**To be done**
All the records that follow need to be reproduced exactly. Omit the images.

**Input data**
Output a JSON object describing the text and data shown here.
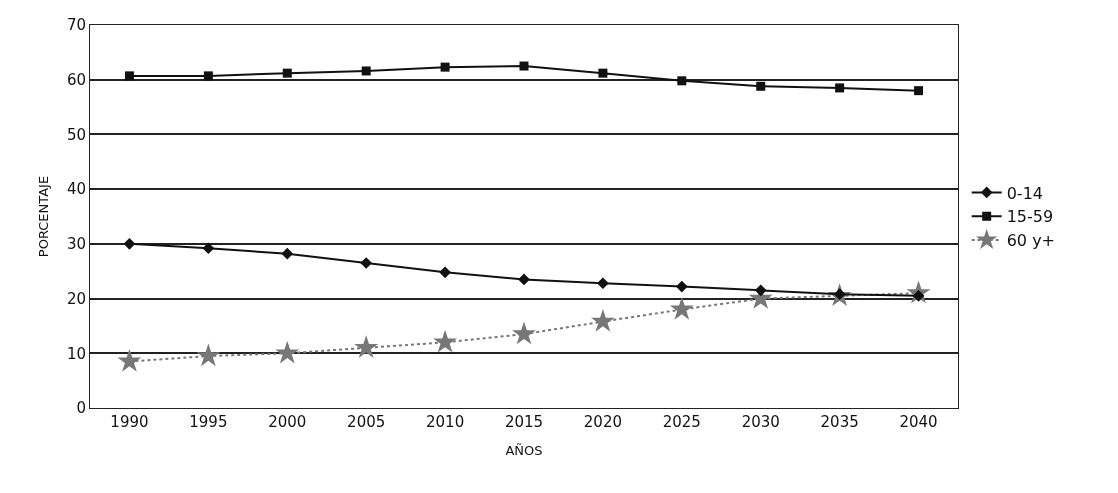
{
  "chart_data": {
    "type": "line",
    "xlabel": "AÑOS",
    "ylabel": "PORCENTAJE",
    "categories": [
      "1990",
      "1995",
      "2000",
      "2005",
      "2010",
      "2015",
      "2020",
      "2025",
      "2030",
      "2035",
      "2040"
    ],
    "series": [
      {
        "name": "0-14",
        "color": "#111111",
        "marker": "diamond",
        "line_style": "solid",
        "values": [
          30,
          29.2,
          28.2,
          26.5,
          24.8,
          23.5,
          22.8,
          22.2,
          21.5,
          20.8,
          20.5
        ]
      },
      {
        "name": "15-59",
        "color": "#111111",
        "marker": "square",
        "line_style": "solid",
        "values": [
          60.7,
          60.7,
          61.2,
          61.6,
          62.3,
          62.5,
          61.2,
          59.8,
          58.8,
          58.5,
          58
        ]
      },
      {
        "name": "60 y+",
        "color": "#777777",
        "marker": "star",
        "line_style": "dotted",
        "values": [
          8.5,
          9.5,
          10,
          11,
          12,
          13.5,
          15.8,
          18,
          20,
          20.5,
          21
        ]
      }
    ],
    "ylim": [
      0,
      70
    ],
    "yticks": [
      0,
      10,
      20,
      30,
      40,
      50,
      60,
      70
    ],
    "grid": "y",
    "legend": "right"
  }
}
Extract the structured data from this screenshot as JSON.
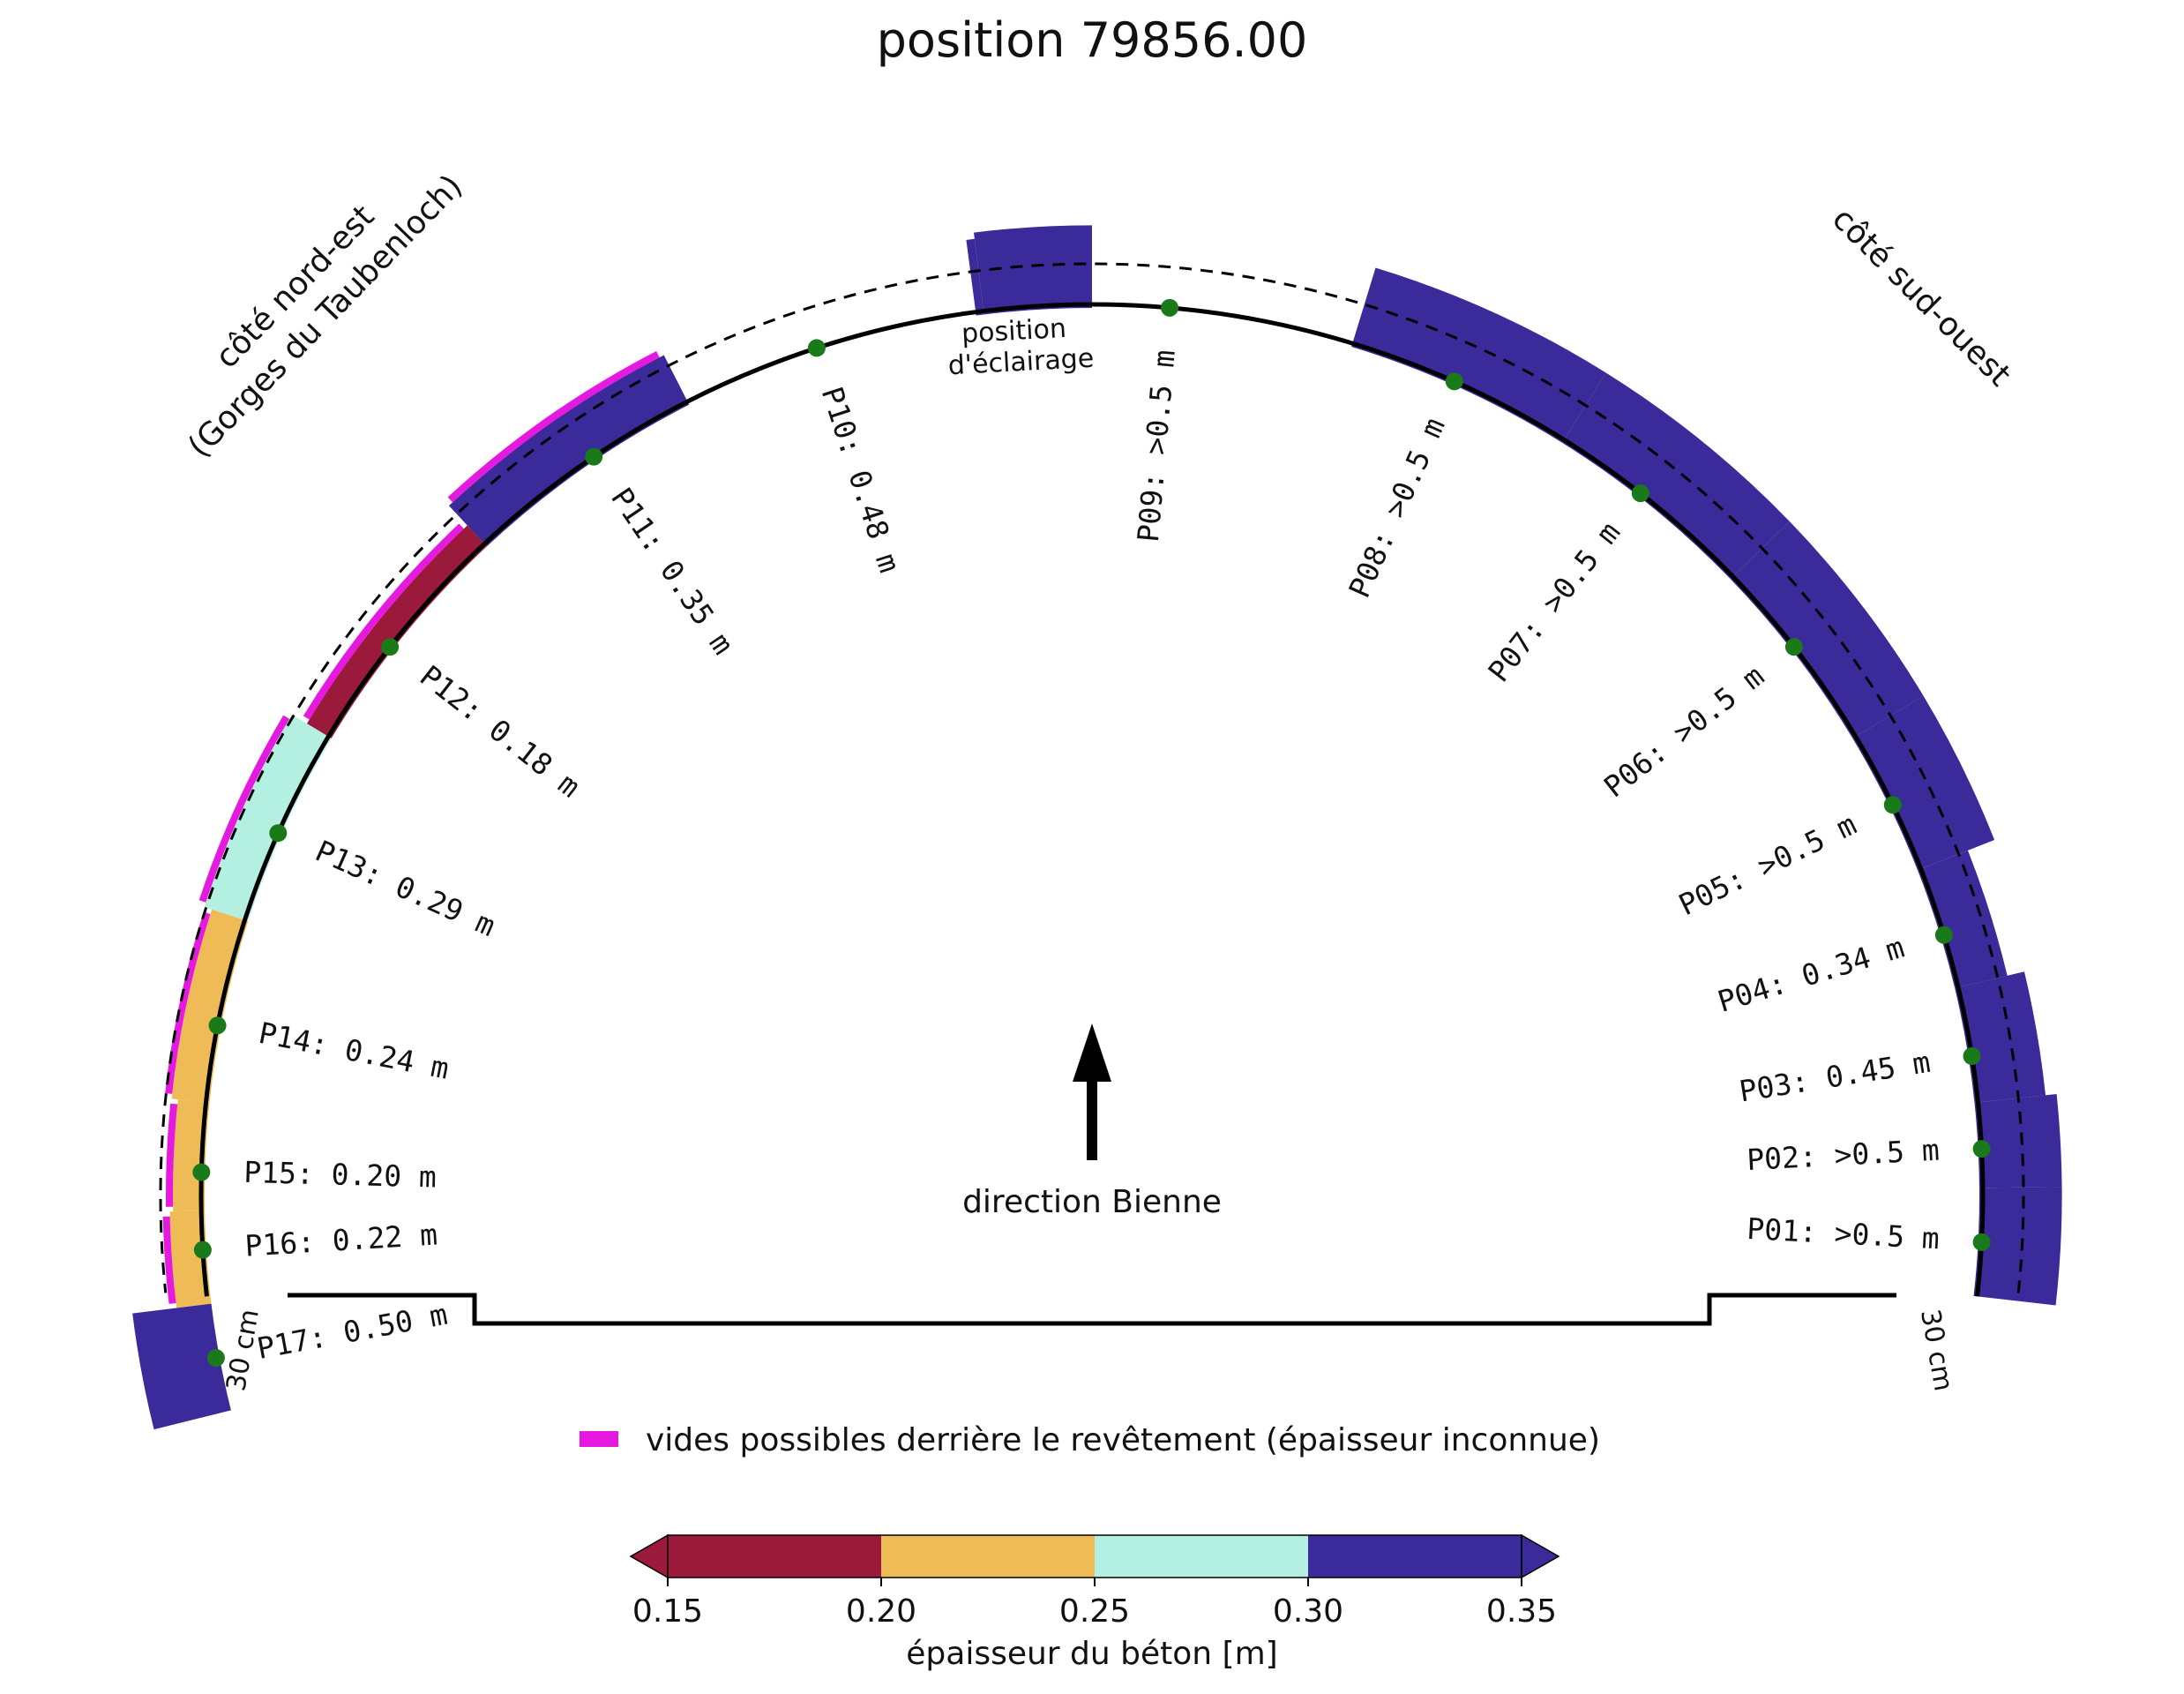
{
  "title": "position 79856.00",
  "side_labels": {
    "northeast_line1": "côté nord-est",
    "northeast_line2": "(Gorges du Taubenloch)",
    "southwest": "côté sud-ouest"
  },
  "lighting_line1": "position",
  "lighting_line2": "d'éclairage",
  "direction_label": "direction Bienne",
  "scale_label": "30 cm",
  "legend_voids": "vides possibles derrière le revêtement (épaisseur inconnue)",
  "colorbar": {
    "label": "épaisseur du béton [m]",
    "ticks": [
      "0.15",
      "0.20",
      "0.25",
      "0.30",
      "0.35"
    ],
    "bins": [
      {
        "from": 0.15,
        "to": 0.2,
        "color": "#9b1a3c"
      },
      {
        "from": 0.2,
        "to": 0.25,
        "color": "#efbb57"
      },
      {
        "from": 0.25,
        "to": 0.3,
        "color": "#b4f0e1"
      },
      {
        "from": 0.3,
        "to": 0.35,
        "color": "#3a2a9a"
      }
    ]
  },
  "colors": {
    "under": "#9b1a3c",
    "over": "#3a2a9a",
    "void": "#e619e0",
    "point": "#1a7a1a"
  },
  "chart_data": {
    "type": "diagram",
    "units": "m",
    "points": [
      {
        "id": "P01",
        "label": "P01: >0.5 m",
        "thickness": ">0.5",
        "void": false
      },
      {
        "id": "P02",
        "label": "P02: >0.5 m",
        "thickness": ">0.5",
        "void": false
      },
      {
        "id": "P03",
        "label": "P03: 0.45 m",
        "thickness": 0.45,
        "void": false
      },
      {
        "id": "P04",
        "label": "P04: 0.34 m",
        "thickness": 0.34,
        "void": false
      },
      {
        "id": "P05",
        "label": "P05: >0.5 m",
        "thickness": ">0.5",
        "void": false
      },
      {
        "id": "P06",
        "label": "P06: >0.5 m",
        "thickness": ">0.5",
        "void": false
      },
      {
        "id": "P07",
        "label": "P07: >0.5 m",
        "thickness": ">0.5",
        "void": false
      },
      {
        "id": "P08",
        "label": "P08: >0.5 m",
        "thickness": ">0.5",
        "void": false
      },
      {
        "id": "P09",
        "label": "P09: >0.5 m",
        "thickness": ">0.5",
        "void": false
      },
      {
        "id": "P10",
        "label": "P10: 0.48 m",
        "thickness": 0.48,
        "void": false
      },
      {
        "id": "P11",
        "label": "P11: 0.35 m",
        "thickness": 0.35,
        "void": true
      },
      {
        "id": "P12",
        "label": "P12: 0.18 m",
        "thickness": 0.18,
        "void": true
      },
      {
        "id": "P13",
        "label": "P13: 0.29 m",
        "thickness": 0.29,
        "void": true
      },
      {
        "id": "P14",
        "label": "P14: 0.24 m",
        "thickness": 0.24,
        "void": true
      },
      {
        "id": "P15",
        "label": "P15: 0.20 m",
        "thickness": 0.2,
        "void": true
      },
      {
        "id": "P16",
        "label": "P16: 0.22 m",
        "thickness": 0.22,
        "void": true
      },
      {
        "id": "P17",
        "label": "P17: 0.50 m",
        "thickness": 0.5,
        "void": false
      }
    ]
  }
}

**Answer to this problem**
Output a JSON object describing the text and data shown here.
{
  "chart_data": {
    "type": "line",
    "xlabel": "AÑOS",
    "ylabel": "PORCENTAJE",
    "categories": [
      "1990",
      "1995",
      "2000",
      "2005",
      "2010",
      "2015",
      "2020",
      "2025",
      "2030",
      "2035",
      "2040"
    ],
    "series": [
      {
        "name": "0-14",
        "color": "#111111",
        "marker": "diamond",
        "line_style": "solid",
        "values": [
          30,
          29.2,
          28.2,
          26.5,
          24.8,
          23.5,
          22.8,
          22.2,
          21.5,
          20.8,
          20.5
        ]
      },
      {
        "name": "15-59",
        "color": "#111111",
        "marker": "square",
        "line_style": "solid",
        "values": [
          60.7,
          60.7,
          61.2,
          61.6,
          62.3,
          62.5,
          61.2,
          59.8,
          58.8,
          58.5,
          58
        ]
      },
      {
        "name": "60 y+",
        "color": "#777777",
        "marker": "star",
        "line_style": "dotted",
        "values": [
          8.5,
          9.5,
          10,
          11,
          12,
          13.5,
          15.8,
          18,
          20,
          20.5,
          21
        ]
      }
    ],
    "ylim": [
      0,
      70
    ],
    "yticks": [
      0,
      10,
      20,
      30,
      40,
      50,
      60,
      70
    ],
    "grid": "y",
    "legend": "right"
  }
}
Extract the structured data from this screenshot as JSON.
{
  "title": "position 79856.00",
  "side_labels": {
    "northeast_line1": "côté nord-est",
    "northeast_line2": "(Gorges du Taubenloch)",
    "southwest": "côté sud-ouest"
  },
  "lighting_line1": "position",
  "lighting_line2": "d'éclairage",
  "direction_label": "direction Bienne",
  "scale_label": "30 cm",
  "legend_voids": "vides possibles derrière le revêtement (épaisseur inconnue)",
  "colorbar": {
    "label": "épaisseur du béton [m]",
    "ticks": [
      "0.15",
      "0.20",
      "0.25",
      "0.30",
      "0.35"
    ],
    "bins": [
      {
        "from": 0.15,
        "to": 0.2,
        "color": "#9b1a3c"
      },
      {
        "from": 0.2,
        "to": 0.25,
        "color": "#efbb57"
      },
      {
        "from": 0.25,
        "to": 0.3,
        "color": "#b4f0e1"
      },
      {
        "from": 0.3,
        "to": 0.35,
        "color": "#3a2a9a"
      }
    ]
  },
  "colors": {
    "under": "#9b1a3c",
    "over": "#3a2a9a",
    "void": "#e619e0",
    "point": "#1a7a1a"
  },
  "chart_data": {
    "type": "diagram",
    "units": "m",
    "points": [
      {
        "id": "P01",
        "label": "P01: >0.5 m",
        "thickness": ">0.5",
        "void": false
      },
      {
        "id": "P02",
        "label": "P02: >0.5 m",
        "thickness": ">0.5",
        "void": false
      },
      {
        "id": "P03",
        "label": "P03: 0.45 m",
        "thickness": 0.45,
        "void": false
      },
      {
        "id": "P04",
        "label": "P04: 0.34 m",
        "thickness": 0.34,
        "void": false
      },
      {
        "id": "P05",
        "label": "P05: >0.5 m",
        "thickness": ">0.5",
        "void": false
      },
      {
        "id": "P06",
        "label": "P06: >0.5 m",
        "thickness": ">0.5",
        "void": false
      },
      {
        "id": "P07",
        "label": "P07: >0.5 m",
        "thickness": ">0.5",
        "void": false
      },
      {
        "id": "P08",
        "label": "P08: >0.5 m",
        "thickness": ">0.5",
        "void": false
      },
      {
        "id": "P09",
        "label": "P09: >0.5 m",
        "thickness": ">0.5",
        "void": false
      },
      {
        "id": "P10",
        "label": "P10: 0.48 m",
        "thickness": 0.48,
        "void": false
      },
      {
        "id": "P11",
        "label": "P11: 0.35 m",
        "thickness": 0.35,
        "void": true
      },
      {
        "id": "P12",
        "label": "P12: 0.18 m",
        "thickness": 0.18,
        "void": true
      },
      {
        "id": "P13",
        "label": "P13: 0.29 m",
        "thickness": 0.29,
        "void": true
      },
      {
        "id": "P14",
        "label": "P14: 0.24 m",
        "thickness": 0.24,
        "void": true
      },
      {
        "id": "P15",
        "label": "P15: 0.20 m",
        "thickness": 0.2,
        "void": true
      },
      {
        "id": "P16",
        "label": "P16: 0.22 m",
        "thickness": 0.22,
        "void": true
      },
      {
        "id": "P17",
        "label": "P17: 0.50 m",
        "thickness": 0.5,
        "void": false
      }
    ]
  }
}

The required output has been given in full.